=== What to produce ===
Search the data for the word "title" and copy every line where it occurs.

Raw records:
--- begin ---
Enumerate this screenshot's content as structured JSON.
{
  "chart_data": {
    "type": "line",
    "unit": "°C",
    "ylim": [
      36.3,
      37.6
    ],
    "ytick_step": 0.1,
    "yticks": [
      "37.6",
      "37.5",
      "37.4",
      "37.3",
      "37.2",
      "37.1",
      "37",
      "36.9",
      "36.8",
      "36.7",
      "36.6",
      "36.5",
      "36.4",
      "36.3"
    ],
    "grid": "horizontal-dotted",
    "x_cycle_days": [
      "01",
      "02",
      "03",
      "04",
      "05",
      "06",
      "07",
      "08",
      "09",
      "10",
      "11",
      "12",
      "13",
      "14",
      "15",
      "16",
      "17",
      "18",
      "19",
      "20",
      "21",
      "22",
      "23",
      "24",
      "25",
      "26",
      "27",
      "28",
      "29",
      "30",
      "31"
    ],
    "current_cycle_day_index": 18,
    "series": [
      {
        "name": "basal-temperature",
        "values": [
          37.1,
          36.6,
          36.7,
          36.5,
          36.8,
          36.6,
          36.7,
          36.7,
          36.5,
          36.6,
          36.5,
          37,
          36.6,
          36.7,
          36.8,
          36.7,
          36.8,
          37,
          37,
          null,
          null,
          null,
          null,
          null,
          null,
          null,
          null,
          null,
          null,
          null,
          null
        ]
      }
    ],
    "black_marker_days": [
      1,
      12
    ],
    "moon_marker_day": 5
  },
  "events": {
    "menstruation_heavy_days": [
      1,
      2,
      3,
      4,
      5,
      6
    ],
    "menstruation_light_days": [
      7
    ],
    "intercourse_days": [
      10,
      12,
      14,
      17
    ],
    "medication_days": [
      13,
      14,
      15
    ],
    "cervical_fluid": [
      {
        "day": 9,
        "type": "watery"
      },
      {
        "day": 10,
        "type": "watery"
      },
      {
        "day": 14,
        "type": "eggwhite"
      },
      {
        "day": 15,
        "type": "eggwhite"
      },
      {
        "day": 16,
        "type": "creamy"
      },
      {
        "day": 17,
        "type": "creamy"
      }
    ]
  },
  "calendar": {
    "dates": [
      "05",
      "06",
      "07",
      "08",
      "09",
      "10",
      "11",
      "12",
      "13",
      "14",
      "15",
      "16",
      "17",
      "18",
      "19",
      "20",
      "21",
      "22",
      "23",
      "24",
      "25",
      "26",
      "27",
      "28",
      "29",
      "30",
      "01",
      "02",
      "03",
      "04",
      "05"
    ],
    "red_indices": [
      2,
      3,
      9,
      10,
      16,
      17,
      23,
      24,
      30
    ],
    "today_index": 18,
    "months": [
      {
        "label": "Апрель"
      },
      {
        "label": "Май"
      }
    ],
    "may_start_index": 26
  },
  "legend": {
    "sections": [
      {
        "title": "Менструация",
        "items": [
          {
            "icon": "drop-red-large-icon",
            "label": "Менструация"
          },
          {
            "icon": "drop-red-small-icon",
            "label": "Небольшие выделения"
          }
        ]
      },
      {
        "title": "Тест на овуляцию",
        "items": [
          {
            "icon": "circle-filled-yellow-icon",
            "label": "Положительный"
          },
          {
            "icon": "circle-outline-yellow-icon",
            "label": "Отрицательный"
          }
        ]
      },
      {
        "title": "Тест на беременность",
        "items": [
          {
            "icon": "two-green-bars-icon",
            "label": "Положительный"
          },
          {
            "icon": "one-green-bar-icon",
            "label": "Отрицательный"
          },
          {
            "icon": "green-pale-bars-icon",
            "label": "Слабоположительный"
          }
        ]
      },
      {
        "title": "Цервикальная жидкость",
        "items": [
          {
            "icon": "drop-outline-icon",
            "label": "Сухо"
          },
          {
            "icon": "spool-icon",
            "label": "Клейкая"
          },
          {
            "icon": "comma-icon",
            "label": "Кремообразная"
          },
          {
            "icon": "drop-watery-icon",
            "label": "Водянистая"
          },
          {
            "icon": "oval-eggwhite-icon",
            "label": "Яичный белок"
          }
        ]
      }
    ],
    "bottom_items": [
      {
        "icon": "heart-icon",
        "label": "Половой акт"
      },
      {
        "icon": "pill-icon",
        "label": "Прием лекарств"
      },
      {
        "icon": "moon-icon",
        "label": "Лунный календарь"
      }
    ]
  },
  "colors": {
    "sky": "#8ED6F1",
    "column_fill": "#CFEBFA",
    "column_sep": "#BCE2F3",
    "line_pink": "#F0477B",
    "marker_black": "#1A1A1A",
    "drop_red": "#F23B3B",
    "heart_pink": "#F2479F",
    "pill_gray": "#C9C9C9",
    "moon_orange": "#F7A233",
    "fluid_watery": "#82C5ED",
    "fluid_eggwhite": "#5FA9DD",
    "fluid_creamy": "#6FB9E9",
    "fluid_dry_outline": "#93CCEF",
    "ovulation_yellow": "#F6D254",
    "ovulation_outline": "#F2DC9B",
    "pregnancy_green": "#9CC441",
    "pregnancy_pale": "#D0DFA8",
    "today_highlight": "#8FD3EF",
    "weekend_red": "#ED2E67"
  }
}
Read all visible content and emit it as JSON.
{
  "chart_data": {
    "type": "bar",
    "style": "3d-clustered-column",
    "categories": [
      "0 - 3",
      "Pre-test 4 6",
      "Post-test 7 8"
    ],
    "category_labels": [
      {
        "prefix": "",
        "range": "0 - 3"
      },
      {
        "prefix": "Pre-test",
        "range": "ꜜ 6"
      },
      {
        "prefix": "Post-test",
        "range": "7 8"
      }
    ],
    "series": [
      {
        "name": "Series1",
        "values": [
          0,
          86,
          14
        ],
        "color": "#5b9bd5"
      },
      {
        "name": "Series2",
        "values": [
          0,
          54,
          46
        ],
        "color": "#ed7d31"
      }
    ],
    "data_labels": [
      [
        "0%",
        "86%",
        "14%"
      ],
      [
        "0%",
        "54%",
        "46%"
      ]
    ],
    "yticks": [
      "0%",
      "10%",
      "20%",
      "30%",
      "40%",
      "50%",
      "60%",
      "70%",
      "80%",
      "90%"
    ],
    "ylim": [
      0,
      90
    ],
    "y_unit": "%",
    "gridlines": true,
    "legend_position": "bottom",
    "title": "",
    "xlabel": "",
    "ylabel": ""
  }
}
--- end ---
=== Full answer ===
        "title": "Менструация",
        "title": "Тест на овуляцию",
        "title": "Тест на беременность",
        "title": "Цервикальная жидкость",
    "title": "",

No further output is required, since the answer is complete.